Requirement -> Repeat the listing below in full, exactly as it stands.

Information supplied ->

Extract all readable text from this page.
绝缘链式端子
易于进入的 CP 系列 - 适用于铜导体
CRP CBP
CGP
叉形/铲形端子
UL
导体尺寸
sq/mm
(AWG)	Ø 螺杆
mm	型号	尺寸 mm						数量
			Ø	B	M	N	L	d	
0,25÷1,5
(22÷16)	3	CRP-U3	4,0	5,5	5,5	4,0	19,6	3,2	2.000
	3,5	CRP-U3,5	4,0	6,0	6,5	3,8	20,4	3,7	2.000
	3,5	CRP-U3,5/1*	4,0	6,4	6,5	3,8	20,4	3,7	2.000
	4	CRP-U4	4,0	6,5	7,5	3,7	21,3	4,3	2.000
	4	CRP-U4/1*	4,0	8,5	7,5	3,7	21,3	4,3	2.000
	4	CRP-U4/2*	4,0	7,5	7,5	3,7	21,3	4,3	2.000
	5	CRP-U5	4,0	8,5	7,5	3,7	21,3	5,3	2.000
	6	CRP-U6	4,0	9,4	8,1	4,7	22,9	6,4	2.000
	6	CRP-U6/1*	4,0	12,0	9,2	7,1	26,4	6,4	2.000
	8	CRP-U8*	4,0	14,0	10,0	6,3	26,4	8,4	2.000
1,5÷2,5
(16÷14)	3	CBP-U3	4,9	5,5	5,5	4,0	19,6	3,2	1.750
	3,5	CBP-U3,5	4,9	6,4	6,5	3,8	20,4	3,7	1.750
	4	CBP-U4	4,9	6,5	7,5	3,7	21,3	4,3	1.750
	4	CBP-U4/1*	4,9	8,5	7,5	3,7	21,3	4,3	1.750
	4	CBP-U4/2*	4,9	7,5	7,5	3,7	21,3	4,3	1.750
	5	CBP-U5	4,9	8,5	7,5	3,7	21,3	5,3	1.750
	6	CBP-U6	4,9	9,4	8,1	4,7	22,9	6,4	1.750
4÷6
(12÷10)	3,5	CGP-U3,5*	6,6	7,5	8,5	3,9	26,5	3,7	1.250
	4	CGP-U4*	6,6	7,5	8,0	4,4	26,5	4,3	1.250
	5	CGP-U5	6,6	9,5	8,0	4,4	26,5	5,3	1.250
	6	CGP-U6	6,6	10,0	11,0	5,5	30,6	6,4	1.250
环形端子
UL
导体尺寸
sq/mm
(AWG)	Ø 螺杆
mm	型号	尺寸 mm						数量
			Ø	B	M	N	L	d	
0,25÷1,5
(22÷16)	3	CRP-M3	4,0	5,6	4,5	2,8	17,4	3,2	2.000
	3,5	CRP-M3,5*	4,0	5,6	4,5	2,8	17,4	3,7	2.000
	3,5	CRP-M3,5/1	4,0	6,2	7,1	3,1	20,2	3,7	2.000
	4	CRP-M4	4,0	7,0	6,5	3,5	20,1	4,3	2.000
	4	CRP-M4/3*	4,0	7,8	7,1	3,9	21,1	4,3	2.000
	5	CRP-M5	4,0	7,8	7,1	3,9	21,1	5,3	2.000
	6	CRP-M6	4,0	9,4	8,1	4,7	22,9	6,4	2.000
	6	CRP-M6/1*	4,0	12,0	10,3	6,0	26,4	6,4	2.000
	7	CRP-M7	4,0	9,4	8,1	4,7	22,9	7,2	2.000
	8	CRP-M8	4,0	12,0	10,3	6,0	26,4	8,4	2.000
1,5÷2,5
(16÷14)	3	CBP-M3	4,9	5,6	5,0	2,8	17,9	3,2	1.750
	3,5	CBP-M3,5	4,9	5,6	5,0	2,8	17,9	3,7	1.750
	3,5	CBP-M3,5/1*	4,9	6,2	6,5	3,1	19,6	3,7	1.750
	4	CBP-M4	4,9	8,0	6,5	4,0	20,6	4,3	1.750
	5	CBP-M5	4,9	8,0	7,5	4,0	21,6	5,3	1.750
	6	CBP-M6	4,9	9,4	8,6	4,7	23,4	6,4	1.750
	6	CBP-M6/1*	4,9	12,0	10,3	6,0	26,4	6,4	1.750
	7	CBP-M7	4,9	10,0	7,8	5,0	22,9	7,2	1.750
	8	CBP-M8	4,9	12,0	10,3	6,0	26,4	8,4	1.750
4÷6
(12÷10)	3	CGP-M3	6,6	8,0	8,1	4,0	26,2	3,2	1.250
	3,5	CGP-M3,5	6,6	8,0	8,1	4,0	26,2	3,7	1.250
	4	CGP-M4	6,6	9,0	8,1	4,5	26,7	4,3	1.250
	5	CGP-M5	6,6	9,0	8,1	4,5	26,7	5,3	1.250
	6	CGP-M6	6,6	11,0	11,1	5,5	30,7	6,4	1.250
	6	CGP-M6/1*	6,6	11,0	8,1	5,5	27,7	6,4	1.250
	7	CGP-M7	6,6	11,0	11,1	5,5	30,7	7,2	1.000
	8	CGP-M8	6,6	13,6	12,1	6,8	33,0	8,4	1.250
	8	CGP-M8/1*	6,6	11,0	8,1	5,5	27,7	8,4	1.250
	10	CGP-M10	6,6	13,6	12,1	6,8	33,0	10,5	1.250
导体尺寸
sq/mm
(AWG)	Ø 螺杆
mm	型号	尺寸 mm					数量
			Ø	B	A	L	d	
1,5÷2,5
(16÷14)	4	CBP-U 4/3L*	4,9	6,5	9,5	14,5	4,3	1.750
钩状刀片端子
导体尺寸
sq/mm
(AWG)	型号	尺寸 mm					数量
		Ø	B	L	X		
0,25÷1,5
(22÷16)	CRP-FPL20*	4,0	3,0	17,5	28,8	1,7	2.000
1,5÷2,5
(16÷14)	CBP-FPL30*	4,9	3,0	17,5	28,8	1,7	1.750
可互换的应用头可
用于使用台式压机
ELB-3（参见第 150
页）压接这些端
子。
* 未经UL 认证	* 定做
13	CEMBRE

Right answer ->
Extract all readable text from this page.
绝缘链式端子
易于进入的 CP 系列 - 适用于铜导体
CRP CBP
CGP
叉形/铲形端子
UL
导体尺寸
sq/mm
(AWG)	Ø 螺杆
mm	型号	尺寸 mm						数量
			Ø	B	M	N	L	d	
0,25÷1,5
(22÷16)	3	CRP-U3	4,0	5,5	5,5	4,0	19,6	3,2	2.000
	3,5	CRP-U3,5	4,0	6,0	6,5	3,8	20,4	3,7	2.000
	3,5	CRP-U3,5/1*	4,0	6,4	6,5	3,8	20,4	3,7	2.000
	4	CRP-U4	4,0	6,5	7,5	3,7	21,3	4,3	2.000
	4	CRP-U4/1*	4,0	8,5	7,5	3,7	21,3	4,3	2.000
	4	CRP-U4/2*	4,0	7,5	7,5	3,7	21,3	4,3	2.000
	5	CRP-U5	4,0	8,5	7,5	3,7	21,3	5,3	2.000
	6	CRP-U6	4,0	9,4	8,1	4,7	22,9	6,4	2.000
	6	CRP-U6/1*	4,0	12,0	9,2	7,1	26,4	6,4	2.000
	8	CRP-U8*	4,0	14,0	10,0	6,3	26,4	8,4	2.000
1,5÷2,5
(16÷14)	3	CBP-U3	4,9	5,5	5,5	4,0	19,6	3,2	1.750
	3,5	CBP-U3,5	4,9	6,4	6,5	3,8	20,4	3,7	1.750
	4	CBP-U4	4,9	6,5	7,5	3,7	21,3	4,3	1.750
	4	CBP-U4/1*	4,9	8,5	7,5	3,7	21,3	4,3	1.750
	4	CBP-U4/2*	4,9	7,5	7,5	3,7	21,3	4,3	1.750
	5	CBP-U5	4,9	8,5	7,5	3,7	21,3	5,3	1.750
	6	CBP-U6	4,9	9,4	8,1	4,7	22,9	6,4	1.750
4÷6
(12÷10)	3,5	CGP-U3,5*	6,6	7,5	8,5	3,9	26,5	3,7	1.250
	4	CGP-U4*	6,6	7,5	8,0	4,4	26,5	4,3	1.250
	5	CGP-U5	6,6	9,5	8,0	4,4	26,5	5,3	1.250
	6	CGP-U6	6,6	10,0	11,0	5,5	30,6	6,4	1.250
环形端子
UL
导体尺寸
sq/mm
(AWG)	Ø 螺杆
mm	型号	尺寸 mm						数量
			Ø	B	M	N	L	d	
0,25÷1,5
(22÷16)	3	CRP-M3	4,0	5,6	4,5	2,8	17,4	3,2	2.000
	3,5	CRP-M3,5*	4,0	5,6	4,5	2,8	17,4	3,7	2.000
	3,5	CRP-M3,5/1	4,0	6,2	7,1	3,1	20,2	3,7	2.000
	4	CRP-M4	4,0	7,0	6,5	3,5	20,1	4,3	2.000
	4	CRP-M4/3*	4,0	7,8	7,1	3,9	21,1	4,3	2.000
	5	CRP-M5	4,0	7,8	7,1	3,9	21,1	5,3	2.000
	6	CRP-M6	4,0	9,4	8,1	4,7	22,9	6,4	2.000
	6	CRP-M6/1*	4,0	12,0	10,3	6,0	26,4	6,4	2.000
	7	CRP-M7	4,0	9,4	8,1	4,7	22,9	7,2	2.000
	8	CRP-M8	4,0	12,0	10,3	6,0	26,4	8,4	2.000
1,5÷2,5
(16÷14)	3	CBP-M3	4,9	5,6	5,0	2,8	17,9	3,2	1.750
	3,5	CBP-M3,5	4,9	5,6	5,0	2,8	17,9	3,7	1.750
	3,5	CBP-M3,5/1*	4,9	6,2	6,5	3,1	19,6	3,7	1.750
	4	CBP-M4	4,9	8,0	6,5	4,0	20,6	4,3	1.750
	5	CBP-M5	4,9	8,0	7,5	4,0	21,6	5,3	1.750
	6	CBP-M6	4,9	9,4	8,6	4,7	23,4	6,4	1.750
	6	CBP-M6/1*	4,9	12,0	10,3	6,0	26,4	6,4	1.750
	7	CBP-M7	4,9	10,0	7,8	5,0	22,9	7,2	1.750
	8	CBP-M8	4,9	12,0	10,3	6,0	26,4	8,4	1.750
4÷6
(12÷10)	3	CGP-M3	6,6	8,0	8,1	4,0	26,2	3,2	1.250
	3,5	CGP-M3,5	6,6	8,0	8,1	4,0	26,2	3,7	1.250
	4	CGP-M4	6,6	9,0	8,1	4,5	26,7	4,3	1.250
	5	CGP-M5	6,6	9,0	8,1	4,5	26,7	5,3	1.250
	6	CGP-M6	6,6	11,0	11,1	5,5	30,7	6,4	1.250
	6	CGP-M6/1*	6,6	11,0	8,1	5,5	27,7	6,4	1.250
	7	CGP-M7	6,6	11,0	11,1	5,5	30,7	7,2	1.000
	8	CGP-M8	6,6	13,6	12,1	6,8	33,0	8,4	1.250
	8	CGP-M8/1*	6,6	11,0	8,1	5,5	27,7	8,4	1.250
	10	CGP-M10	6,6	13,6	12,1	6,8	33,0	10,5	1.250
导体尺寸
sq/mm
(AWG)	Ø 螺杆
mm	型号	尺寸 mm					数量
			Ø	B	A	L	d	
1,5÷2,5
(16÷14)	4	CBP-U 4/3L*	4,9	6,5	9,5	14,5	4,3	1.750
钩状刀片端子
导体尺寸
sq/mm
(AWG)	型号	尺寸 mm					数量
		Ø	B	L	X		
0,25÷1,5
(22÷16)	CRP-FPL20*	4,0	3,0	17,5	28,8	1,7	2.000
1,5÷2,5
(16÷14)	CBP-FPL30*	4,9	3,0	17,5	28,8	1,7	1.750
可互换的应用头可
用于使用台式压机
ELB-3（参见第 150
页）压接这些端
子。
* 未经UL 认证	* 定做
13	CEMBRE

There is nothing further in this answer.